▶ Text shown
The second-largest stone circle in Europe is in a sharp-smelling cow field 20 minutes south of Bristol in the Chew Valley. Built around 4,500 years ago for reasons unknown, it lent the root word stan (stone) to the name of the surrounding village, which, became known as “Stantone”. This evolved over the subsequent millennium into Stanton Drew, towards the end of which its local druids have taken to using Facebook to discuss logistics.
The rising popularity of pagan spirituality has caused attendance to explode at the eight “Wheel of the Year” celebrations held at Stanton Drew – comprising equinoxes, solstices and fire festivals. Inevitably, a scourge of “thoughtless and entitled parking” has descended upon the village, and meetings were held with Stanton Drew Committee. After a good deal of discussion – and at least one mention of a QR code – a small car park has been established to accommodate festive overspill (for a small fee, of course) in front of the Druid’s Arms pub.
The Škodas and Dacias lined up neatly in the compromise car park overlook three giant boulders nestled in the beer garden, which pre-date those on the Stanton Drew site by 1,000 years. It is a fitting place to meet, forget about parking and get in the mood for pagan worship. Today is Imbolc – a fire festival day – and the druids’ Facebook page says we need to be at the stone circle at 7am.
Imbolc, held at the midpoint between the winter solstice and the spring equinox, is an ancient Gaelic celebration observed by both Christians and pagans to honour Brigid. To Christians, Brigid is a saint, one of Ireland’s three patrons. To pagans – including most modern druids – she is a goddess, the daughter of Dagda, a Celtic deity who has two pigs, one alive and one perpetually roasting.
In the Celtic mythology, Brigid is associated with fertility, renewal and the coming of spring, which seems a little aspirational on this frigid morning on the first day of February. Still, the Imbolc-goers march resolutely across the cobalt-coloured field, towards the sound of a distant horn. Robed figures wait ahead, among the mist-shrouded boulders.
We arrive at the centre of the stone circle to the sound of drums. About 50 people are gathered around a small group of druids, dressed in white, who are beating goatskin instruments and chanting. There is an altar at their feet, filled with mysterious objects and flickering candles. The sun has not yet risen, and the gathered crowd are still indistinct. The air is cold and smells of mud and livestock. When the chanting stops an owl’s falsetto rings out, and as a cloaked woman begins to speak it bursts from a tree and disappears into the blue morning.
The druid is reading loudly from a laminated sheet of A5 in a strong West Country accent. She invites us to hold hands and take several long breaths together. Look to the sky. Breathe. Look to the earth. Breathe. Look to the stones and take a moment to reflect on how they were placed there by our ancestors, she says, “with such purpose and dedication”. “And perhaps,” she adds with a mischievous pause, her eyes darting up from the plastic sheet, “by magic.”

▶ Dataset content
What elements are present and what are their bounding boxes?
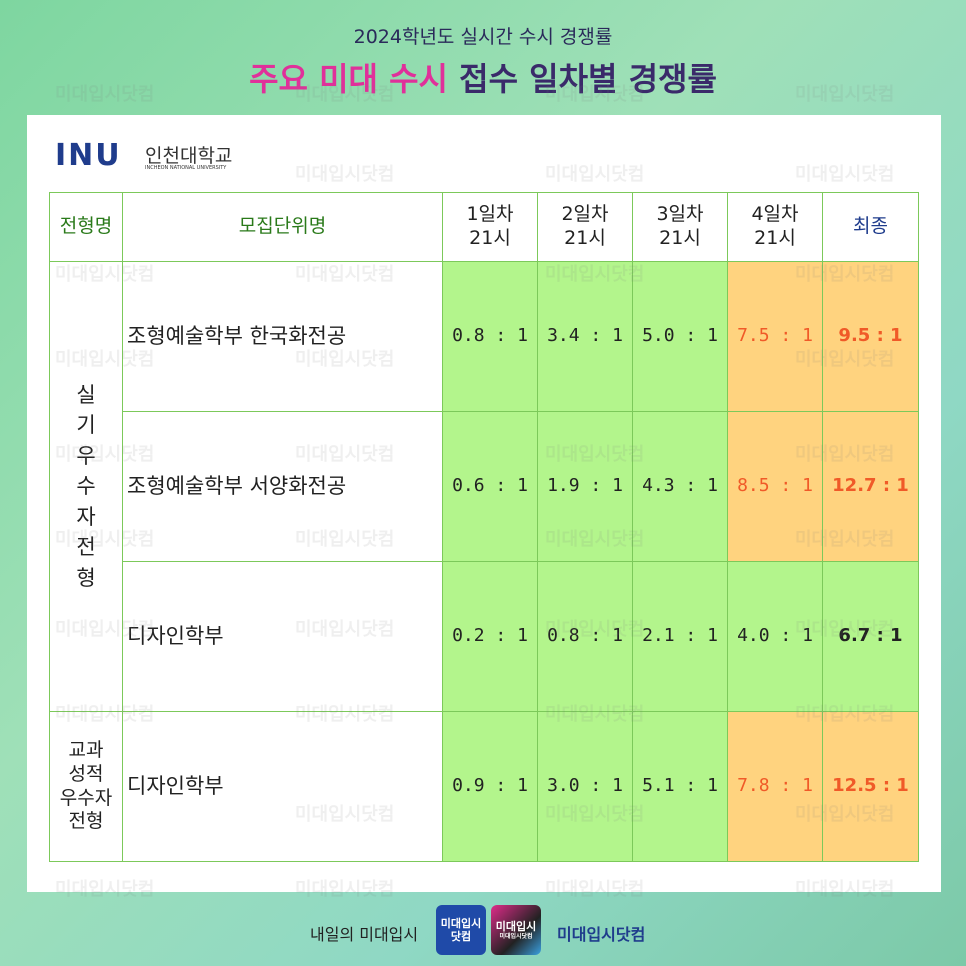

▶ Requirement
Please return, word for word, everything in the Stanton Drew article from "The second-largest stone" down to "to discuss logistics.".

▶ Full solution
The second-largest stone circle in Europe is in a sharp-smelling cow field 20 minutes south of Bristol in the Chew Valley. Built around 4,500 years ago for reasons unknown, it lent the root word stan (stone) to the name of the surrounding village, which, became known as “Stantone”. This evolved over the subsequent millennium into Stanton Drew, towards the end of which its local druids have taken to using Facebook to discuss logistics.